To do: Each record is to be transcribed exactly.

[Dataset records]
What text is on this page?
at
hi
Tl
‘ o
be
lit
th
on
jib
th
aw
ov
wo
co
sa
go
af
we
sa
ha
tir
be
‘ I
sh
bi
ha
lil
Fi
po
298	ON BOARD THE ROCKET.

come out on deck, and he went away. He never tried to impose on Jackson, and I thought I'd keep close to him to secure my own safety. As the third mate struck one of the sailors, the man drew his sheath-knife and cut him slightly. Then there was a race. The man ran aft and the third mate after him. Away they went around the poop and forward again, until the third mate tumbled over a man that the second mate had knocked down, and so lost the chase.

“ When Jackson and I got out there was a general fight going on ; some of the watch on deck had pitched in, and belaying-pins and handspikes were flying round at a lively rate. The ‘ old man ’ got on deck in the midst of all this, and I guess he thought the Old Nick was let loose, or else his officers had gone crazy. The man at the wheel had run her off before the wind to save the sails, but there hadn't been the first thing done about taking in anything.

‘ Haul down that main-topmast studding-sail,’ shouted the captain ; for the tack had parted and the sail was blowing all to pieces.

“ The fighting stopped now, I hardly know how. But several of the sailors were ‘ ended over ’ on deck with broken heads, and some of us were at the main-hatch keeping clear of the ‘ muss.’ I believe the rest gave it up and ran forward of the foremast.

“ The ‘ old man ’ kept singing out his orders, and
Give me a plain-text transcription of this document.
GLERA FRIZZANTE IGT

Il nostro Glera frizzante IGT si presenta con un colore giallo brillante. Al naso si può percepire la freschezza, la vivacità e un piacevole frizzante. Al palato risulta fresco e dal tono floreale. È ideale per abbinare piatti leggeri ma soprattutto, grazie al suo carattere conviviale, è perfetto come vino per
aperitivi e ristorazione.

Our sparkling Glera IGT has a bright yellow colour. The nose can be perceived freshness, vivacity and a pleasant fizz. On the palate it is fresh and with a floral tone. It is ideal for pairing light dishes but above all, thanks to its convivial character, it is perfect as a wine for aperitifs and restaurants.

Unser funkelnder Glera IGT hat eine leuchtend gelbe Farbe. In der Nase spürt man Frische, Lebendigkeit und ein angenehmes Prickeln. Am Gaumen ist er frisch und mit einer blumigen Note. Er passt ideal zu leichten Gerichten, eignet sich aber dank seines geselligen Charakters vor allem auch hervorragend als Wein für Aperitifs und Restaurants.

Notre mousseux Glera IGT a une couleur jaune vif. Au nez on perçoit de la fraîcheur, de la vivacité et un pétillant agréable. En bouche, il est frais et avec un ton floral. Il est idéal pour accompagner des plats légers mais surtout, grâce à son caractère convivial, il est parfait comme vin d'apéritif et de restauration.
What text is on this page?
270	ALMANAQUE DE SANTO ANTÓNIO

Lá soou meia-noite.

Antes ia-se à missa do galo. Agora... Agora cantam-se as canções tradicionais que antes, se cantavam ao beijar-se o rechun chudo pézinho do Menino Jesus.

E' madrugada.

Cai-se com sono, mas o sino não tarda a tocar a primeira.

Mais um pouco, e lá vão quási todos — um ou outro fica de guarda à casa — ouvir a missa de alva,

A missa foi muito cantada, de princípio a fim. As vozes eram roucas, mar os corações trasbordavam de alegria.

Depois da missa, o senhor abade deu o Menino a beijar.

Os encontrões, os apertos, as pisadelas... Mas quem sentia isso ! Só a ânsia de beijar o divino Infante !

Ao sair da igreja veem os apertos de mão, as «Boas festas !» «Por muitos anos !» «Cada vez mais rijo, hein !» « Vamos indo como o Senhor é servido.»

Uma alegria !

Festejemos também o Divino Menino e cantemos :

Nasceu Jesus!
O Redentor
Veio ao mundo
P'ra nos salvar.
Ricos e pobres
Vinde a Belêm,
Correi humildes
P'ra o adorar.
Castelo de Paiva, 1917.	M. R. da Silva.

Task result:
What text is on this page?
at
hi
Tl
‘ o
be
lit
th
on
jib
th
aw
ov
wo
co
sa
go
af
we
sa
ha
tir
be
‘ I
sh
bi
ha
lil
Fi
po
298	ON BOARD THE ROCKET.

come out on deck, and he went away. He never tried to impose on Jackson, and I thought I'd keep close to him to secure my own safety. As the third mate struck one of the sailors, the man drew his sheath-knife and cut him slightly. Then there was a race. The man ran aft and the third mate after him. Away they went around the poop and forward again, until the third mate tumbled over a man that the second mate had knocked down, and so lost the chase.

“ When Jackson and I got out there was a general fight going on ; some of the watch on deck had pitched in, and belaying-pins and handspikes were flying round at a lively rate. The ‘ old man ’ got on deck in the midst of all this, and I guess he thought the Old Nick was let loose, or else his officers had gone crazy. The man at the wheel had run her off before the wind to save the sails, but there hadn't been the first thing done about taking in anything.

‘ Haul down that main-topmast studding-sail,’ shouted the captain ; for the tack had parted and the sail was blowing all to pieces.

“ The fighting stopped now, I hardly know how. But several of the sailors were ‘ ended over ’ on deck with broken heads, and some of us were at the main-hatch keeping clear of the ‘ muss.’ I believe the rest gave it up and ran forward of the foremast.

“ The ‘ old man ’ kept singing out his orders, and
Give me a plain-text transcription of this document.
GLERA FRIZZANTE IGT

Il nostro Glera frizzante IGT si presenta con un colore giallo brillante. Al naso si può percepire la freschezza, la vivacità e un piacevole frizzante. Al palato risulta fresco e dal tono floreale. È ideale per abbinare piatti leggeri ma soprattutto, grazie al suo carattere conviviale, è perfetto come vino per
aperitivi e ristorazione.

Our sparkling Glera IGT has a bright yellow colour. The nose can be perceived freshness, vivacity and a pleasant fizz. On the palate it is fresh and with a floral tone. It is ideal for pairing light dishes but above all, thanks to its convivial character, it is perfect as a wine for aperitifs and restaurants.

Unser funkelnder Glera IGT hat eine leuchtend gelbe Farbe. In der Nase spürt man Frische, Lebendigkeit und ein angenehmes Prickeln. Am Gaumen ist er frisch und mit einer blumigen Note. Er passt ideal zu leichten Gerichten, eignet sich aber dank seines geselligen Charakters vor allem auch hervorragend als Wein für Aperitifs und Restaurants.

Notre mousseux Glera IGT a une couleur jaune vif. Au nez on perçoit de la fraîcheur, de la vivacité et un pétillant agréable. En bouche, il est frais et avec un ton floral. Il est idéal pour accompagner des plats légers mais surtout, grâce à son caractère convivial, il est parfait comme vin d'apéritif et de restauration.
What text is on this page?
270	ALMANAQUE DE SANTO ANTÓNIO

Lá soou meia-noite.

Antes ia-se à missa do galo. Agora... Agora cantam-se as canções tradicionais que antes, se cantavam ao beijar-se o rechun chudo pézinho do Menino Jesus.

E' madrugada.

Cai-se com sono, mas o sino não tarda a tocar a primeira.

Mais um pouco, e lá vão quási todos — um ou outro fica de guarda à casa — ouvir a missa de alva,

A missa foi muito cantada, de princípio a fim. As vozes eram roucas, mar os corações trasbordavam de alegria.

Depois da missa, o senhor abade deu o Menino a beijar.

Os encontrões, os apertos, as pisadelas... Mas quem sentia isso ! Só a ânsia de beijar o divino Infante !

Ao sair da igreja veem os apertos de mão, as «Boas festas !» «Por muitos anos !» «Cada vez mais rijo, hein !» « Vamos indo como o Senhor é servido.»

Uma alegria !

Festejemos também o Divino Menino e cantemos :

Nasceu Jesus!
O Redentor
Veio ao mundo
P'ra nos salvar.
Ricos e pobres
Vinde a Belêm,
Correi humildes
P'ra o adorar.
Castelo de Paiva, 1917.	M. R. da Silva.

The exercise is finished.